» **INSTRUCTION**:
Tell how many lines contain the word "излучения". Reply with the number only.

Items from a dataset:

========================

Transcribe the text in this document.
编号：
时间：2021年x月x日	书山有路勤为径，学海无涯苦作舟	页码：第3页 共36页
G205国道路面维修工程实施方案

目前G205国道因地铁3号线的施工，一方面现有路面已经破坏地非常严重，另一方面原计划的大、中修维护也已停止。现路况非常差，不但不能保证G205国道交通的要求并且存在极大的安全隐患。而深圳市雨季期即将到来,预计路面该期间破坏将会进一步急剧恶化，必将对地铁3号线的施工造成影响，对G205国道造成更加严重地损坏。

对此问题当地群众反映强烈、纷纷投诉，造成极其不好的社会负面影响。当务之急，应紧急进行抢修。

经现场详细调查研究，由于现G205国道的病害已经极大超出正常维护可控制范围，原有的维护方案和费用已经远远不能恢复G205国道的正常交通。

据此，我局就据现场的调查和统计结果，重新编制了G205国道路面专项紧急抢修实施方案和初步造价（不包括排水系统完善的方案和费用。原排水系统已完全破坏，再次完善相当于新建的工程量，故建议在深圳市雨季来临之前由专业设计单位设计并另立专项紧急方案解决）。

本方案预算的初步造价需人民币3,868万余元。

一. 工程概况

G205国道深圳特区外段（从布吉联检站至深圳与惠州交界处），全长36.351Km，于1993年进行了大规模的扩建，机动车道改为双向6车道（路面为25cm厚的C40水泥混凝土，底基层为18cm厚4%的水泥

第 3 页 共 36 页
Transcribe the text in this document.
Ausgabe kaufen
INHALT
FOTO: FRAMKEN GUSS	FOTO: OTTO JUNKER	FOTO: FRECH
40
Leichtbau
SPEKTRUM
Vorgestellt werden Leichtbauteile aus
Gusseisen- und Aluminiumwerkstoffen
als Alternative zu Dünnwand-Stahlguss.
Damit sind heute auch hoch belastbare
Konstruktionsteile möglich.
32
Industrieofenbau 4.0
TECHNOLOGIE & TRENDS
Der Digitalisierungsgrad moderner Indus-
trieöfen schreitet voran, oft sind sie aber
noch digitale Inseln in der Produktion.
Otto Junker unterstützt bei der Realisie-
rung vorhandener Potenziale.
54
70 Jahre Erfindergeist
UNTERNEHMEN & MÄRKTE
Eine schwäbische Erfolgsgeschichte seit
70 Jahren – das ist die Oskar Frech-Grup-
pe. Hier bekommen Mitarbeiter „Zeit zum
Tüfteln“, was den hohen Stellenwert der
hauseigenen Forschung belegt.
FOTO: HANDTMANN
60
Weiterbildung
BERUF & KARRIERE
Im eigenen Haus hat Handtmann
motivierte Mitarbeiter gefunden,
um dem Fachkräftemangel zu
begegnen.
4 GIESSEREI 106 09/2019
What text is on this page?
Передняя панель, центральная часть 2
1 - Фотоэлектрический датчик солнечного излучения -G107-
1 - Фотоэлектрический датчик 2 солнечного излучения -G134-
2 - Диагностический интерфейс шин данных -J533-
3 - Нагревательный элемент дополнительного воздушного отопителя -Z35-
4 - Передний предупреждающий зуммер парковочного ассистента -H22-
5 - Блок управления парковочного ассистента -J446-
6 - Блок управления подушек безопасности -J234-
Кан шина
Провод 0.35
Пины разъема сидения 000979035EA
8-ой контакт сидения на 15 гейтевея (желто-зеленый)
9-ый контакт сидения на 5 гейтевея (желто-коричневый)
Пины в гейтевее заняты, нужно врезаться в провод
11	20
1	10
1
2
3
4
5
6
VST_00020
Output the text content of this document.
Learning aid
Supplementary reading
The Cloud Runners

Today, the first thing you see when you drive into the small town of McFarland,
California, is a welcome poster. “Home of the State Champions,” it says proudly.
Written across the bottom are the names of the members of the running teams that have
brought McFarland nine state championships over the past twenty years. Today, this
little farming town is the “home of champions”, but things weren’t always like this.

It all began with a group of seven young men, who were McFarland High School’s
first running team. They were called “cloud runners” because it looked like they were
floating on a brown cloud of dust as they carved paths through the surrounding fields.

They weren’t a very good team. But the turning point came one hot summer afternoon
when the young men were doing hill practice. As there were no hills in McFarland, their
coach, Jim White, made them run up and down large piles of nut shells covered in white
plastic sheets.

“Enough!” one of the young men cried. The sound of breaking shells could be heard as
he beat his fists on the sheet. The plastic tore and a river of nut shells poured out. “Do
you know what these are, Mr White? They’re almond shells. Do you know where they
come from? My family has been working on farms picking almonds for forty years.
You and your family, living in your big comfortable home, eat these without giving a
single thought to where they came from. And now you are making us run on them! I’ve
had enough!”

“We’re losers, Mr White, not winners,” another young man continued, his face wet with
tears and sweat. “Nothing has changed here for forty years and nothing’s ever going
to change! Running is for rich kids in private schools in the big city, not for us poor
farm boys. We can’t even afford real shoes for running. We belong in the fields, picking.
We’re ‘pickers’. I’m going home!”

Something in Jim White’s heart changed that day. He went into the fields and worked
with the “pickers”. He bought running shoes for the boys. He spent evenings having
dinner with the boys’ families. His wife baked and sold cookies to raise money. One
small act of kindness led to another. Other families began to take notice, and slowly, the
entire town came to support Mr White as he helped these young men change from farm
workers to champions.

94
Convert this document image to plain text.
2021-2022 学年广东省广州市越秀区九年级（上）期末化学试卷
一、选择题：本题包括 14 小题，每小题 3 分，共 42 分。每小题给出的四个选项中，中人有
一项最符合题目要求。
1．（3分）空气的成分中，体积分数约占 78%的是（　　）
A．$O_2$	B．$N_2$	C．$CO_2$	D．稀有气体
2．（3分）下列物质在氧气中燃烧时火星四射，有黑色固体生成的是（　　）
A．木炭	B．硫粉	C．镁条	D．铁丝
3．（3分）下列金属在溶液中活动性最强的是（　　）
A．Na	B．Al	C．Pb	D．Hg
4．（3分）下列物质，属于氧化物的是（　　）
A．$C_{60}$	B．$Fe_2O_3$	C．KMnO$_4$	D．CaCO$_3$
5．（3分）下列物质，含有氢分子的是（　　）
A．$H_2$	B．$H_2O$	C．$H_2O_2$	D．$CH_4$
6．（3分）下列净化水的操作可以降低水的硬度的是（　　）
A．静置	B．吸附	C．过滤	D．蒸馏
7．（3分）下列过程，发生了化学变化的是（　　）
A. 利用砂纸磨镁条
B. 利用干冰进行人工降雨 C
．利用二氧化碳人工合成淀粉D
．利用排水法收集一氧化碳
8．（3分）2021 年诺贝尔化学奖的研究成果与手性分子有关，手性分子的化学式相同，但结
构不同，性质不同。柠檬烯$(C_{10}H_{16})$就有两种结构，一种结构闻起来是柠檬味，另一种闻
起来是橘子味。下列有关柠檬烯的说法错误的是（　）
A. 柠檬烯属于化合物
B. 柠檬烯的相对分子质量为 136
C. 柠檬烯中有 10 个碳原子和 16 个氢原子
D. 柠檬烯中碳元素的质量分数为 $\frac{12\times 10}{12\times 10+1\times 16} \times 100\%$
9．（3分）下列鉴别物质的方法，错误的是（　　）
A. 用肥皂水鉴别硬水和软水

========================

» **COMPLETE ANSWER**:
2